THE PROBLEM:
Restate the listing that follows word for word, without its pictures.

Collection entries
========================
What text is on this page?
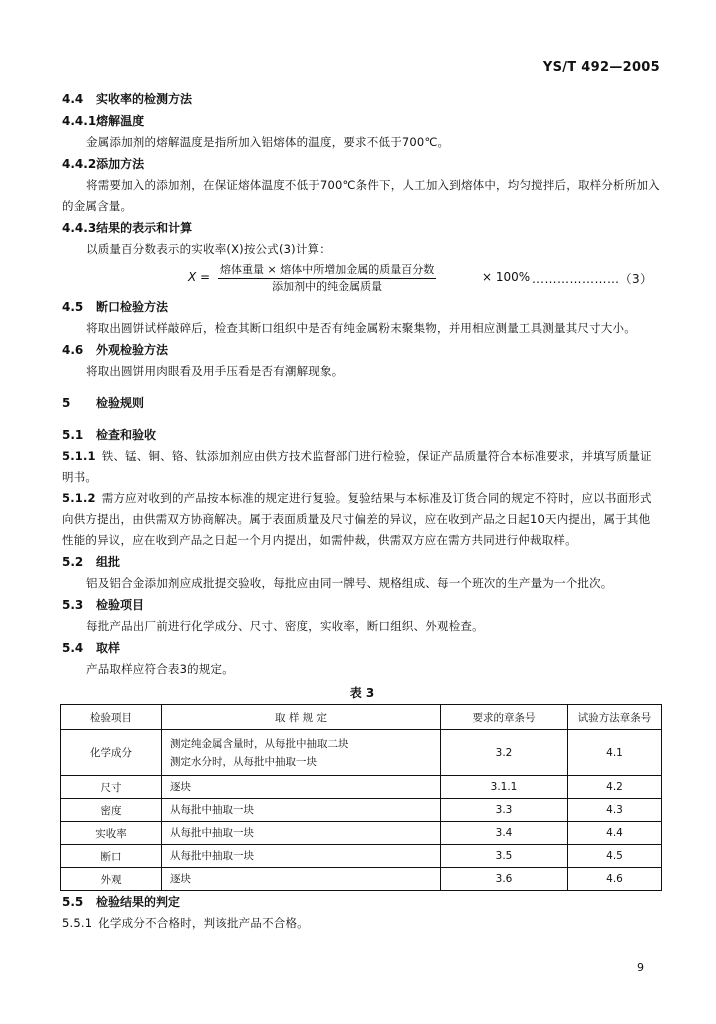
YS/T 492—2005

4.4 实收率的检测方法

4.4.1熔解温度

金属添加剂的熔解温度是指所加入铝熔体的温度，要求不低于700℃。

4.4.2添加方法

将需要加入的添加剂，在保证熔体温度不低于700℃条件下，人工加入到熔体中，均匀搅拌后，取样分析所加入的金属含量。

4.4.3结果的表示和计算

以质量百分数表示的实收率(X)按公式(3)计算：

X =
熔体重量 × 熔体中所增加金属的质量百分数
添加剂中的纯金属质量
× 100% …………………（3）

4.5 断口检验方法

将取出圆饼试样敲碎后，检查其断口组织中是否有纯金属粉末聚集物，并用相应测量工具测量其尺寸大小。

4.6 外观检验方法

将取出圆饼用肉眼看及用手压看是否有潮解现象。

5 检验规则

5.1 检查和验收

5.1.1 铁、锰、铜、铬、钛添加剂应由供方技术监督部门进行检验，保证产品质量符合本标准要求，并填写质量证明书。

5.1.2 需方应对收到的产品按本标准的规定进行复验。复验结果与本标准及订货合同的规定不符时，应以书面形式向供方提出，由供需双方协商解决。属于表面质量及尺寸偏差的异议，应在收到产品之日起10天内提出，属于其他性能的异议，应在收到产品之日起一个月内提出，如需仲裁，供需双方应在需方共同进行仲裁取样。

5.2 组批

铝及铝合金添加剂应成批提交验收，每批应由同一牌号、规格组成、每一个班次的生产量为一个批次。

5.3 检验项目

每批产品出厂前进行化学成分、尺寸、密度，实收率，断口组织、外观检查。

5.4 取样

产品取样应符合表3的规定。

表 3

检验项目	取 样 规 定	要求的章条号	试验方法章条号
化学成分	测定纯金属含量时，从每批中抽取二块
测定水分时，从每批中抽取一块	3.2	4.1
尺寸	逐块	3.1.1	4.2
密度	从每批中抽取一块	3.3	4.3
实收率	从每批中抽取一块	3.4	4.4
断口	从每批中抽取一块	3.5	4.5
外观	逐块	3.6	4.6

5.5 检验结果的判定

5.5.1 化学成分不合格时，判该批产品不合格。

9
========================
CORRECT RESULT:
What text is on this page?
YS/T 492—2005

4.4 实收率的检测方法

4.4.1熔解温度

金属添加剂的熔解温度是指所加入铝熔体的温度，要求不低于700℃。

4.4.2添加方法

将需要加入的添加剂，在保证熔体温度不低于700℃条件下，人工加入到熔体中，均匀搅拌后，取样分析所加入的金属含量。

4.4.3结果的表示和计算

以质量百分数表示的实收率(X)按公式(3)计算：

X =
熔体重量 × 熔体中所增加金属的质量百分数
添加剂中的纯金属质量
× 100% …………………（3）

4.5 断口检验方法

将取出圆饼试样敲碎后，检查其断口组织中是否有纯金属粉末聚集物，并用相应测量工具测量其尺寸大小。

4.6 外观检验方法

将取出圆饼用肉眼看及用手压看是否有潮解现象。

5 检验规则

5.1 检查和验收

5.1.1 铁、锰、铜、铬、钛添加剂应由供方技术监督部门进行检验，保证产品质量符合本标准要求，并填写质量证明书。

5.1.2 需方应对收到的产品按本标准的规定进行复验。复验结果与本标准及订货合同的规定不符时，应以书面形式向供方提出，由供需双方协商解决。属于表面质量及尺寸偏差的异议，应在收到产品之日起10天内提出，属于其他性能的异议，应在收到产品之日起一个月内提出，如需仲裁，供需双方应在需方共同进行仲裁取样。

5.2 组批

铝及铝合金添加剂应成批提交验收，每批应由同一牌号、规格组成、每一个班次的生产量为一个批次。

5.3 检验项目

每批产品出厂前进行化学成分、尺寸、密度，实收率，断口组织、外观检查。

5.4 取样

产品取样应符合表3的规定。

表 3

检验项目	取 样 规 定	要求的章条号	试验方法章条号
化学成分	测定纯金属含量时，从每批中抽取二块
测定水分时，从每批中抽取一块	3.2	4.1
尺寸	逐块	3.1.1	4.2
密度	从每批中抽取一块	3.3	4.3
实收率	从每批中抽取一块	3.4	4.4
断口	从每批中抽取一块	3.5	4.5
外观	逐块	3.6	4.6

5.5 检验结果的判定

5.5.1 化学成分不合格时，判该批产品不合格。

9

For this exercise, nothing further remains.